** Begin **

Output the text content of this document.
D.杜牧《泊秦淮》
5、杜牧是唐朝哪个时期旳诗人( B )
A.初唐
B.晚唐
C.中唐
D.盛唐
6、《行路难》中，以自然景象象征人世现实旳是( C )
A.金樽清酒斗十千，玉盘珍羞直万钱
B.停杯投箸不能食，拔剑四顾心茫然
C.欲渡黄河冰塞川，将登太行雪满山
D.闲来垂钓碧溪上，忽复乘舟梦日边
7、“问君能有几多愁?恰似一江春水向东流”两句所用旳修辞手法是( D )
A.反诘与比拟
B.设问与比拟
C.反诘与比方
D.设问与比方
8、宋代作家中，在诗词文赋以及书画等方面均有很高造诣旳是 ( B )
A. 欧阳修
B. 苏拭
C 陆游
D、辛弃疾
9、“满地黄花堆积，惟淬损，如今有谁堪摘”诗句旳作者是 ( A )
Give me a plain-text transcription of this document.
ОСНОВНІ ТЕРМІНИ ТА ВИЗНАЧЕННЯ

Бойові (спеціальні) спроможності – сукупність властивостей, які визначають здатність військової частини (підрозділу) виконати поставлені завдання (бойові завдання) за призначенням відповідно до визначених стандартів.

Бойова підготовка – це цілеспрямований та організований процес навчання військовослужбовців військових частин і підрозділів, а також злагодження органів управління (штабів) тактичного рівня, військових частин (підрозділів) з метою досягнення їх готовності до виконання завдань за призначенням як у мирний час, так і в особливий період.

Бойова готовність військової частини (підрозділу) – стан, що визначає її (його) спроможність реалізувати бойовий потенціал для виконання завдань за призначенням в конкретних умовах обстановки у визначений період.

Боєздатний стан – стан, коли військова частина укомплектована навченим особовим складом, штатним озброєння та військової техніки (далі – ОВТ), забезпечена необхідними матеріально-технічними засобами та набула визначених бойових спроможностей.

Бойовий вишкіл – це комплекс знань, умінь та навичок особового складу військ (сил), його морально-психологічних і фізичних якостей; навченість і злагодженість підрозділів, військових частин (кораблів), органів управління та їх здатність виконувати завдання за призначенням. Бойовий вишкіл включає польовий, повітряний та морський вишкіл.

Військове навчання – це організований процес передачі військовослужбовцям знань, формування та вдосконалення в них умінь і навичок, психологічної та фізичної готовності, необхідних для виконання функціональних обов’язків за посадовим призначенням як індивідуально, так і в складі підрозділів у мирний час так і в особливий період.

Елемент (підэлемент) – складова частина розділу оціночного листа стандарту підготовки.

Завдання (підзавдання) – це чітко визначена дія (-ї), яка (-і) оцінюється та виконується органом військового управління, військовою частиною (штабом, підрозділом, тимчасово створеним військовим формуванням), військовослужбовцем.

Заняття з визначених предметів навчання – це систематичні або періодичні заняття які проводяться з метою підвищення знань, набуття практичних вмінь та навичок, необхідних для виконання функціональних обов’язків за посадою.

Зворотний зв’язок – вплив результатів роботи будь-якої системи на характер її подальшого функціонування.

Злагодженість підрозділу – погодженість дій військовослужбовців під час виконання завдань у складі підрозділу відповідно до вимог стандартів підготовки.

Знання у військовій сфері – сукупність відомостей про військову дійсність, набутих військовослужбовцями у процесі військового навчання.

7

** End **

- [SHORT TASK]:
Extract each line from the entries above that contains the string "text".

- [RESULT OF THE TASK]:
Output the text content of this document.
Give me a plain-text transcription of this document.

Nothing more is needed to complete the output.